EXERCISE DESCRIPTION: Reproduce all the entries exactly and keep the pictures out.

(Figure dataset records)
+ + + + + + +
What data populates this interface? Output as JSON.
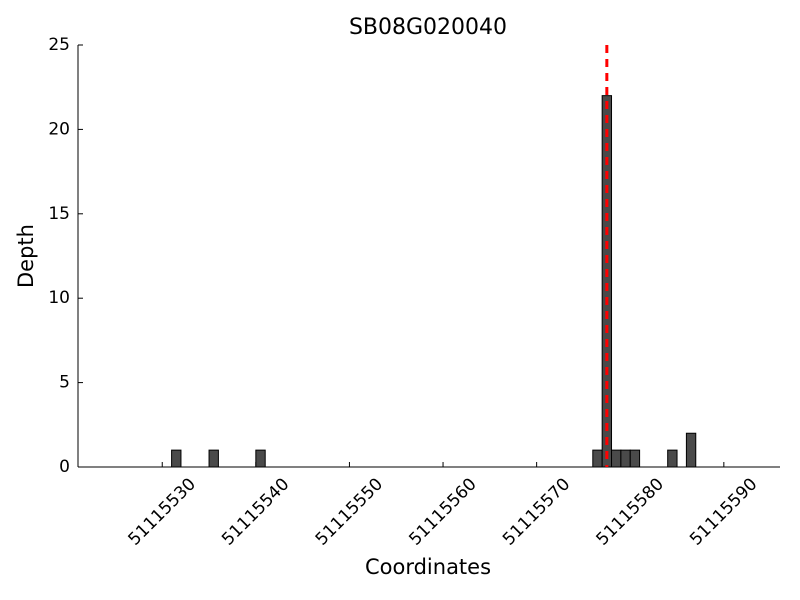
{
  "chart_data": {
    "type": "bar",
    "title": "SB08G020040",
    "x_label": "Coordinates",
    "y_label": "Depth",
    "x": [
      51115531,
      51115535,
      51115540,
      51115576,
      51115577,
      51115578,
      51115579,
      51115580,
      51115584,
      51115586
    ],
    "values": [
      1,
      1,
      1,
      1,
      22,
      1,
      1,
      1,
      1,
      2
    ],
    "color": "#4a4a4a",
    "xlim": [
      51115521,
      51115596
    ],
    "xticks": [
      51115530,
      51115540,
      51115550,
      51115560,
      51115570,
      51115580,
      51115590
    ],
    "ylim": [
      0,
      25
    ],
    "yticks": [
      0,
      5,
      10,
      15,
      20,
      25
    ],
    "vline": {
      "x": 51115577.5,
      "color": "#ff0000"
    },
    "grid": false
  }
}
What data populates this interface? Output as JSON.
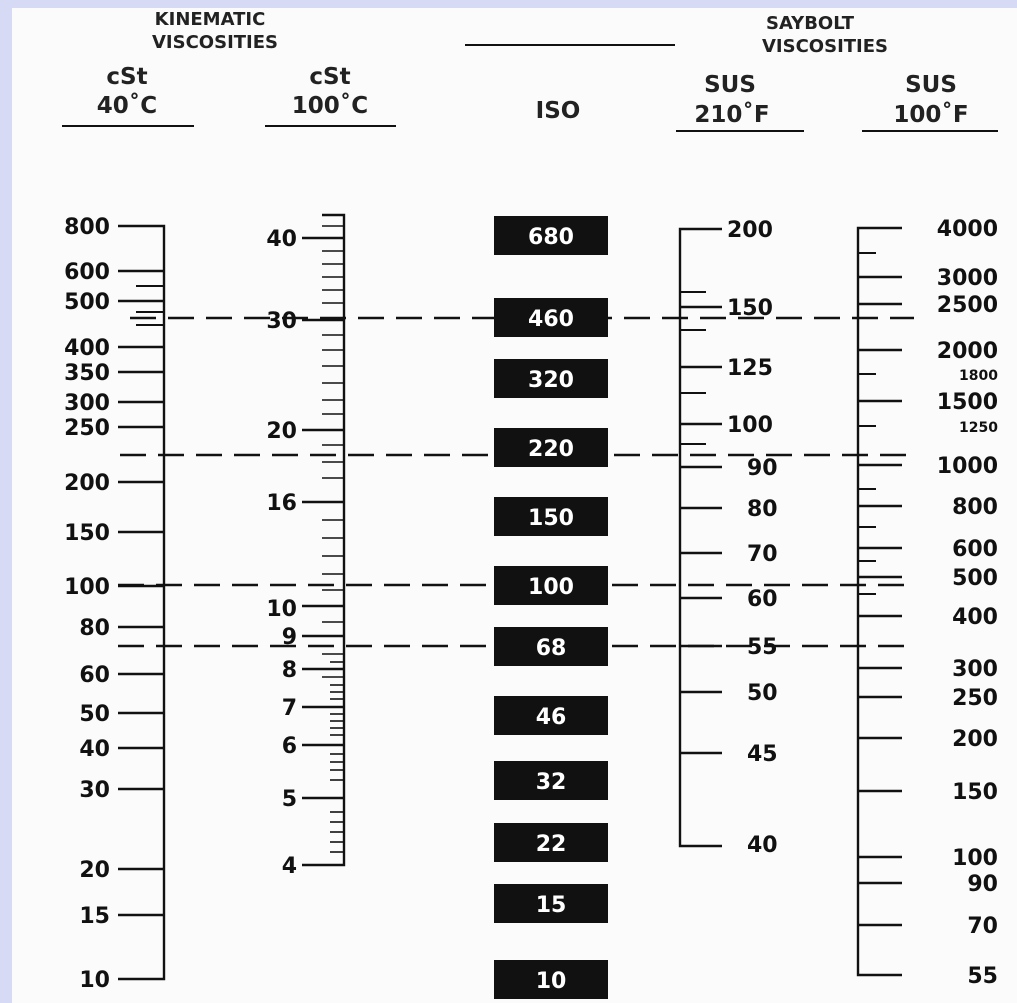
{
  "headers": {
    "kinematic_group": [
      "KINEMATIC",
      "VISCOSITIES"
    ],
    "saybolt_group": [
      "SAYBOLT",
      "VISCOSITIES"
    ],
    "col_cst40": [
      "cSt",
      "40˚C"
    ],
    "col_cst100": [
      "cSt",
      "100˚C"
    ],
    "col_iso": [
      "ISO"
    ],
    "col_sus210": [
      "SUS",
      "210˚F"
    ],
    "col_sus100": [
      "SUS",
      "100˚F"
    ]
  },
  "scales": {
    "cst40": [
      "800",
      "600",
      "500",
      "400",
      "350",
      "300",
      "250",
      "200",
      "150",
      "100",
      "80",
      "60",
      "50",
      "40",
      "30",
      "20",
      "15",
      "10"
    ],
    "cst100": [
      "40",
      "30",
      "20",
      "16",
      "10",
      "9",
      "8",
      "7",
      "6",
      "5",
      "4"
    ],
    "iso": [
      "680",
      "460",
      "320",
      "220",
      "150",
      "100",
      "68",
      "46",
      "32",
      "22",
      "15",
      "10"
    ],
    "sus210": [
      "200",
      "150",
      "125",
      "100",
      "90",
      "80",
      "70",
      "60",
      "55",
      "50",
      "45",
      "40"
    ],
    "sus100_major": [
      "4000",
      "3000",
      "2500",
      "2000",
      "1500",
      "1000",
      "800",
      "600",
      "500",
      "400",
      "300",
      "250",
      "200",
      "150",
      "100",
      "90",
      "70",
      "55"
    ],
    "sus100_minor": [
      "1800",
      "1250"
    ]
  },
  "colors": {
    "page_border": "#d6daf5",
    "background": "#fbfbfb",
    "ink": "#111111",
    "iso_box": "#111111",
    "iso_text": "#ffffff"
  }
}
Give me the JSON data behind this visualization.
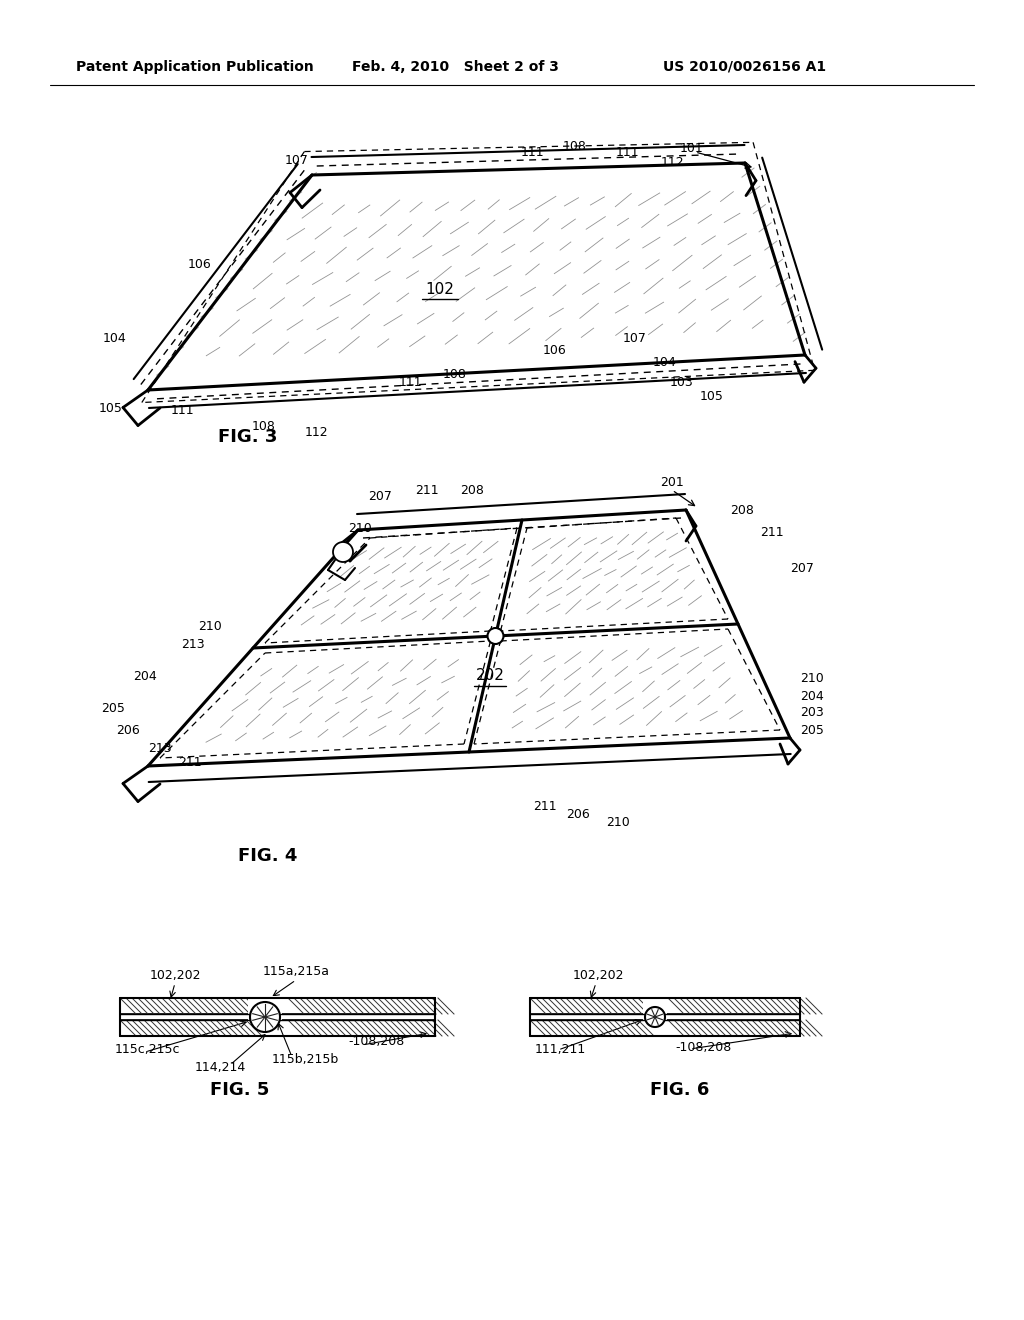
{
  "background_color": "#ffffff",
  "header_left": "Patent Application Publication",
  "header_center": "Feb. 4, 2010   Sheet 2 of 3",
  "header_right": "US 2010/0026156 A1",
  "fig3_label": "FIG. 3",
  "fig4_label": "FIG. 4",
  "fig5_label": "FIG. 5",
  "fig6_label": "FIG. 6",
  "line_color": "#000000",
  "text_color": "#000000"
}
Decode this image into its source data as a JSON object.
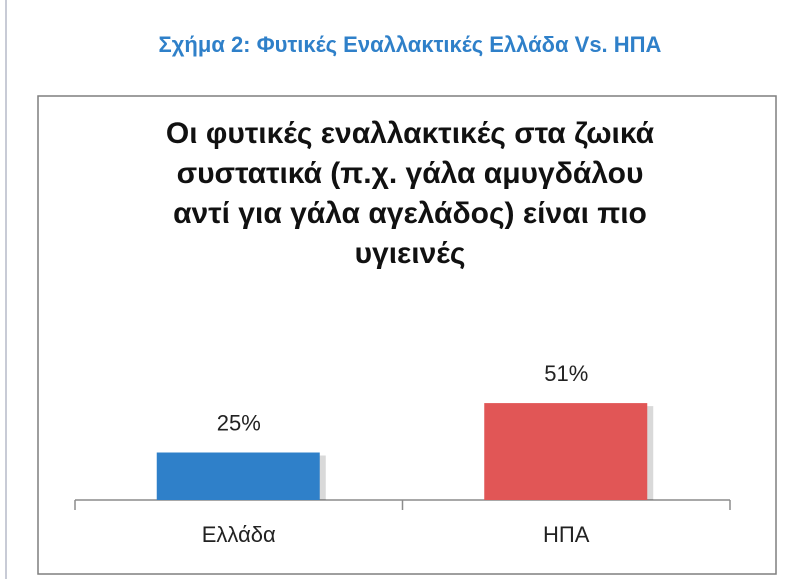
{
  "caption": "Σχήμα 2: Φυτικές Εναλλακτικές Ελλάδα Vs. ΗΠΑ",
  "chart_data": {
    "type": "bar",
    "title": [
      "Οι φυτικές εναλλακτικές στα ζωικά",
      "συστατικά (π.χ. γάλα αμυγδάλου",
      "αντί για γάλα αγελάδος) είναι πιο",
      "υγιεινές"
    ],
    "categories": [
      "Ελλάδα",
      "ΗΠΑ"
    ],
    "values": [
      25,
      51
    ],
    "value_labels": [
      "25%",
      "51%"
    ],
    "colors": [
      "#2f80c9",
      "#e15656"
    ]
  }
}
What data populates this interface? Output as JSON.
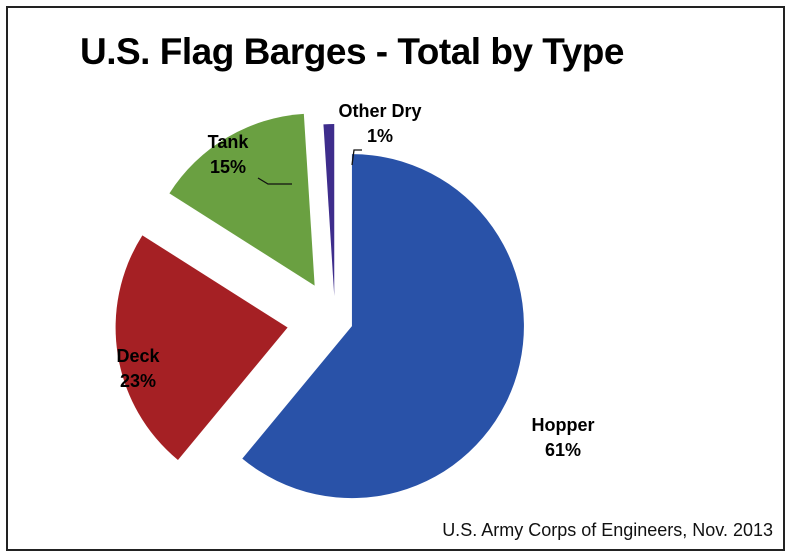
+ + + + + + +
ANSWER TO THIS EXERCISE:
What data populates this interface? Output as JSON.
{
  "chart_data": {
    "type": "bar",
    "title": "SB08G020040",
    "x_label": "Coordinates",
    "y_label": "Depth",
    "x": [
      51115531,
      51115535,
      51115540,
      51115576,
      51115577,
      51115578,
      51115579,
      51115580,
      51115584,
      51115586
    ],
    "values": [
      1,
      1,
      1,
      1,
      22,
      1,
      1,
      1,
      1,
      2
    ],
    "color": "#4a4a4a",
    "xlim": [
      51115521,
      51115596
    ],
    "xticks": [
      51115530,
      51115540,
      51115550,
      51115560,
      51115570,
      51115580,
      51115590
    ],
    "ylim": [
      0,
      25
    ],
    "yticks": [
      0,
      5,
      10,
      15,
      20,
      25
    ],
    "vline": {
      "x": 51115577.5,
      "color": "#ff0000"
    },
    "grid": false
  }
}
What data populates this interface? Output as JSON.
{
  "headers": {
    "kinematic_group": [
      "KINEMATIC",
      "VISCOSITIES"
    ],
    "saybolt_group": [
      "SAYBOLT",
      "VISCOSITIES"
    ],
    "col_cst40": [
      "cSt",
      "40˚C"
    ],
    "col_cst100": [
      "cSt",
      "100˚C"
    ],
    "col_iso": [
      "ISO"
    ],
    "col_sus210": [
      "SUS",
      "210˚F"
    ],
    "col_sus100": [
      "SUS",
      "100˚F"
    ]
  },
  "scales": {
    "cst40": [
      "800",
      "600",
      "500",
      "400",
      "350",
      "300",
      "250",
      "200",
      "150",
      "100",
      "80",
      "60",
      "50",
      "40",
      "30",
      "20",
      "15",
      "10"
    ],
    "cst100": [
      "40",
      "30",
      "20",
      "16",
      "10",
      "9",
      "8",
      "7",
      "6",
      "5",
      "4"
    ],
    "iso": [
      "680",
      "460",
      "320",
      "220",
      "150",
      "100",
      "68",
      "46",
      "32",
      "22",
      "15",
      "10"
    ],
    "sus210": [
      "200",
      "150",
      "125",
      "100",
      "90",
      "80",
      "70",
      "60",
      "55",
      "50",
      "45",
      "40"
    ],
    "sus100_major": [
      "4000",
      "3000",
      "2500",
      "2000",
      "1500",
      "1000",
      "800",
      "600",
      "500",
      "400",
      "300",
      "250",
      "200",
      "150",
      "100",
      "90",
      "70",
      "55"
    ],
    "sus100_minor": [
      "1800",
      "1250"
    ]
  },
  "colors": {
    "page_border": "#d6daf5",
    "background": "#fbfbfb",
    "ink": "#111111",
    "iso_box": "#111111",
    "iso_text": "#ffffff"
  }
}
Give me the JSON data behind this visualization.
{
  "background_color": "#ffffff",
  "header_left": "Patent Application Publication",
  "header_center": "Feb. 4, 2010   Sheet 2 of 3",
  "header_right": "US 2010/0026156 A1",
  "fig3_label": "FIG. 3",
  "fig4_label": "FIG. 4",
  "fig5_label": "FIG. 5",
  "fig6_label": "FIG. 6",
  "line_color": "#000000",
  "text_color": "#000000"
}
Decode this image into its source data as a JSON object.
{
  "caption": "Σχήμα 2: Φυτικές Εναλλακτικές Ελλάδα Vs. ΗΠΑ",
  "chart_data": {
    "type": "bar",
    "title": [
      "Οι φυτικές εναλλακτικές στα ζωικά",
      "συστατικά (π.χ. γάλα αμυγδάλου",
      "αντί για γάλα αγελάδος) είναι πιο",
      "υγιεινές"
    ],
    "categories": [
      "Ελλάδα",
      "ΗΠΑ"
    ],
    "values": [
      25,
      51
    ],
    "value_labels": [
      "25%",
      "51%"
    ],
    "colors": [
      "#2f80c9",
      "#e15656"
    ]
  }
}
What data populates this interface? Output as JSON.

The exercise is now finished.